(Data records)
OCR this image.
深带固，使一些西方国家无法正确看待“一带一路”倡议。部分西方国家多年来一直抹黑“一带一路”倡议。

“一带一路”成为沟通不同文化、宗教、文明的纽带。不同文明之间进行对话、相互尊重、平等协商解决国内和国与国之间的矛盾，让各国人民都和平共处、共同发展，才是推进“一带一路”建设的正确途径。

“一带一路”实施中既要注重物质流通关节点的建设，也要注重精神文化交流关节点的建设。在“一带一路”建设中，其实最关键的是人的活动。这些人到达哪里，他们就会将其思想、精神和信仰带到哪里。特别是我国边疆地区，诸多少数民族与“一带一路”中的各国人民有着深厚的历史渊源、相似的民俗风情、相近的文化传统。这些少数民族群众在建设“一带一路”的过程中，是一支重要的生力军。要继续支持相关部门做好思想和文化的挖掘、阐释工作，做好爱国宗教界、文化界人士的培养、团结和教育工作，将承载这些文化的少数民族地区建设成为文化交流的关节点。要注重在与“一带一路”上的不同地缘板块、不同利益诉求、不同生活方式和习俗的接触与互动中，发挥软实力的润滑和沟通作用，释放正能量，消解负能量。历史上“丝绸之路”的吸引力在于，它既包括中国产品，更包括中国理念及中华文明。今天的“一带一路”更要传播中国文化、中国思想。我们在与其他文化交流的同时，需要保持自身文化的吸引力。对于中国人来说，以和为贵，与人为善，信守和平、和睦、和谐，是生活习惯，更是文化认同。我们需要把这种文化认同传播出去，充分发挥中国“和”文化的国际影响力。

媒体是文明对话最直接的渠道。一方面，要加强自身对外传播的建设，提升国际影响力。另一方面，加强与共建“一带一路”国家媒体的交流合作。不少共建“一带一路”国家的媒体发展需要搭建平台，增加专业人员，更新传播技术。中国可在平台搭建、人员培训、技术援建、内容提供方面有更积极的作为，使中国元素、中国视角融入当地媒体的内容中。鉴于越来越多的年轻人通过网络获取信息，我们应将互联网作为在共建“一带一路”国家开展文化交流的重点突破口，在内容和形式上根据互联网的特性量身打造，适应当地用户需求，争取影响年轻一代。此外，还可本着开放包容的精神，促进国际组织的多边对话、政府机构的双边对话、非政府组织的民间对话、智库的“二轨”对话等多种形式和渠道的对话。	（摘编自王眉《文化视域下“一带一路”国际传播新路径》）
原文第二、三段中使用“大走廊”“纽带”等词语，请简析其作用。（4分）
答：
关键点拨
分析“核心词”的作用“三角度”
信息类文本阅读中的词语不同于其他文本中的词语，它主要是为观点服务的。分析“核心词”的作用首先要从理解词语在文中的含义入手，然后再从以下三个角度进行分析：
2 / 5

--- Exercise goal ---
Please set down the whole listing above without altering a single line.

--- Answer to the exercise ---
OCR this image.
深带固，使一些西方国家无法正确看待“一带一路”倡议。部分西方国家多年来一直抹黑“一带一路”倡议。

“一带一路”成为沟通不同文化、宗教、文明的纽带。不同文明之间进行对话、相互尊重、平等协商解决国内和国与国之间的矛盾，让各国人民都和平共处、共同发展，才是推进“一带一路”建设的正确途径。

“一带一路”实施中既要注重物质流通关节点的建设，也要注重精神文化交流关节点的建设。在“一带一路”建设中，其实最关键的是人的活动。这些人到达哪里，他们就会将其思想、精神和信仰带到哪里。特别是我国边疆地区，诸多少数民族与“一带一路”中的各国人民有着深厚的历史渊源、相似的民俗风情、相近的文化传统。这些少数民族群众在建设“一带一路”的过程中，是一支重要的生力军。要继续支持相关部门做好思想和文化的挖掘、阐释工作，做好爱国宗教界、文化界人士的培养、团结和教育工作，将承载这些文化的少数民族地区建设成为文化交流的关节点。要注重在与“一带一路”上的不同地缘板块、不同利益诉求、不同生活方式和习俗的接触与互动中，发挥软实力的润滑和沟通作用，释放正能量，消解负能量。历史上“丝绸之路”的吸引力在于，它既包括中国产品，更包括中国理念及中华文明。今天的“一带一路”更要传播中国文化、中国思想。我们在与其他文化交流的同时，需要保持自身文化的吸引力。对于中国人来说，以和为贵，与人为善，信守和平、和睦、和谐，是生活习惯，更是文化认同。我们需要把这种文化认同传播出去，充分发挥中国“和”文化的国际影响力。

媒体是文明对话最直接的渠道。一方面，要加强自身对外传播的建设，提升国际影响力。另一方面，加强与共建“一带一路”国家媒体的交流合作。不少共建“一带一路”国家的媒体发展需要搭建平台，增加专业人员，更新传播技术。中国可在平台搭建、人员培训、技术援建、内容提供方面有更积极的作为，使中国元素、中国视角融入当地媒体的内容中。鉴于越来越多的年轻人通过网络获取信息，我们应将互联网作为在共建“一带一路”国家开展文化交流的重点突破口，在内容和形式上根据互联网的特性量身打造，适应当地用户需求，争取影响年轻一代。此外，还可本着开放包容的精神，促进国际组织的多边对话、政府机构的双边对话、非政府组织的民间对话、智库的“二轨”对话等多种形式和渠道的对话。	（摘编自王眉《文化视域下“一带一路”国际传播新路径》）
原文第二、三段中使用“大走廊”“纽带”等词语，请简析其作用。（4分）
答：
关键点拨
分析“核心词”的作用“三角度”
信息类文本阅读中的词语不同于其他文本中的词语，它主要是为观点服务的。分析“核心词”的作用首先要从理解词语在文中的含义入手，然后再从以下三个角度进行分析：
2 / 5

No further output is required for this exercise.